* _What you will do_:
Extract the whole listing as it stands. Do not include the pictures.

# START OF Dataset extract

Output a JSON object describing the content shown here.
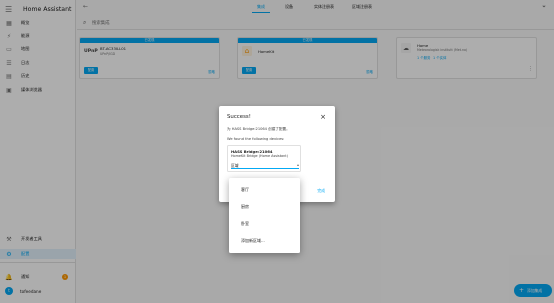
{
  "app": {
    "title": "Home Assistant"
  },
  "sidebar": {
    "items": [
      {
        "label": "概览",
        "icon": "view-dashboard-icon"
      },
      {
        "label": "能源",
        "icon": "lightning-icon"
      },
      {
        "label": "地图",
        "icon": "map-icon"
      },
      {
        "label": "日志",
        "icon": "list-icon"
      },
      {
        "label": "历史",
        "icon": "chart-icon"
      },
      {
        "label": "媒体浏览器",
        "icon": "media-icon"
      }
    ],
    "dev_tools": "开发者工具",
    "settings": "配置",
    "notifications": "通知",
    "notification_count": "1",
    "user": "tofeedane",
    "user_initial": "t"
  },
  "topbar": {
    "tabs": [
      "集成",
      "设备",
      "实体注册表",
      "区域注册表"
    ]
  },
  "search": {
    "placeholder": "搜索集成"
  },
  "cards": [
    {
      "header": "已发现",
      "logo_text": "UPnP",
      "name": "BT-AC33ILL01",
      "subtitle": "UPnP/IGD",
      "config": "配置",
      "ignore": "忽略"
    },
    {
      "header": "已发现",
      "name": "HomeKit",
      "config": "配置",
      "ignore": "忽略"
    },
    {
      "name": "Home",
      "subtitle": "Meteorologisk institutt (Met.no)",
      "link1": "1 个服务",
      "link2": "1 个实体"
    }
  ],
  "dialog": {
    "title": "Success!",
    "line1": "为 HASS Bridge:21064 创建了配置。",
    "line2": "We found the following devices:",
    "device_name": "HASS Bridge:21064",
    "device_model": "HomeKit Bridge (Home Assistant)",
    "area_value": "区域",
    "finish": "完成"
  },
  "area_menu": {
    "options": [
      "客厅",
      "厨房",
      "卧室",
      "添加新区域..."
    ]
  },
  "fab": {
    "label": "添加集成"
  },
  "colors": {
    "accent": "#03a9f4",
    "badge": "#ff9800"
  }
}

# END OF Dataset extract

* _Solution for this task_:
Output a JSON object describing the content shown here.
{
  "app": {
    "title": "Home Assistant"
  },
  "sidebar": {
    "items": [
      {
        "label": "概览",
        "icon": "view-dashboard-icon"
      },
      {
        "label": "能源",
        "icon": "lightning-icon"
      },
      {
        "label": "地图",
        "icon": "map-icon"
      },
      {
        "label": "日志",
        "icon": "list-icon"
      },
      {
        "label": "历史",
        "icon": "chart-icon"
      },
      {
        "label": "媒体浏览器",
        "icon": "media-icon"
      }
    ],
    "dev_tools": "开发者工具",
    "settings": "配置",
    "notifications": "通知",
    "notification_count": "1",
    "user": "tofeedane",
    "user_initial": "t"
  },
  "topbar": {
    "tabs": [
      "集成",
      "设备",
      "实体注册表",
      "区域注册表"
    ]
  },
  "search": {
    "placeholder": "搜索集成"
  },
  "cards": [
    {
      "header": "已发现",
      "logo_text": "UPnP",
      "name": "BT-AC33ILL01",
      "subtitle": "UPnP/IGD",
      "config": "配置",
      "ignore": "忽略"
    },
    {
      "header": "已发现",
      "name": "HomeKit",
      "config": "配置",
      "ignore": "忽略"
    },
    {
      "name": "Home",
      "subtitle": "Meteorologisk institutt (Met.no)",
      "link1": "1 个服务",
      "link2": "1 个实体"
    }
  ],
  "dialog": {
    "title": "Success!",
    "line1": "为 HASS Bridge:21064 创建了配置。",
    "line2": "We found the following devices:",
    "device_name": "HASS Bridge:21064",
    "device_model": "HomeKit Bridge (Home Assistant)",
    "area_value": "区域",
    "finish": "完成"
  },
  "area_menu": {
    "options": [
      "客厅",
      "厨房",
      "卧室",
      "添加新区域..."
    ]
  },
  "fab": {
    "label": "添加集成"
  },
  "colors": {
    "accent": "#03a9f4",
    "badge": "#ff9800"
  }
}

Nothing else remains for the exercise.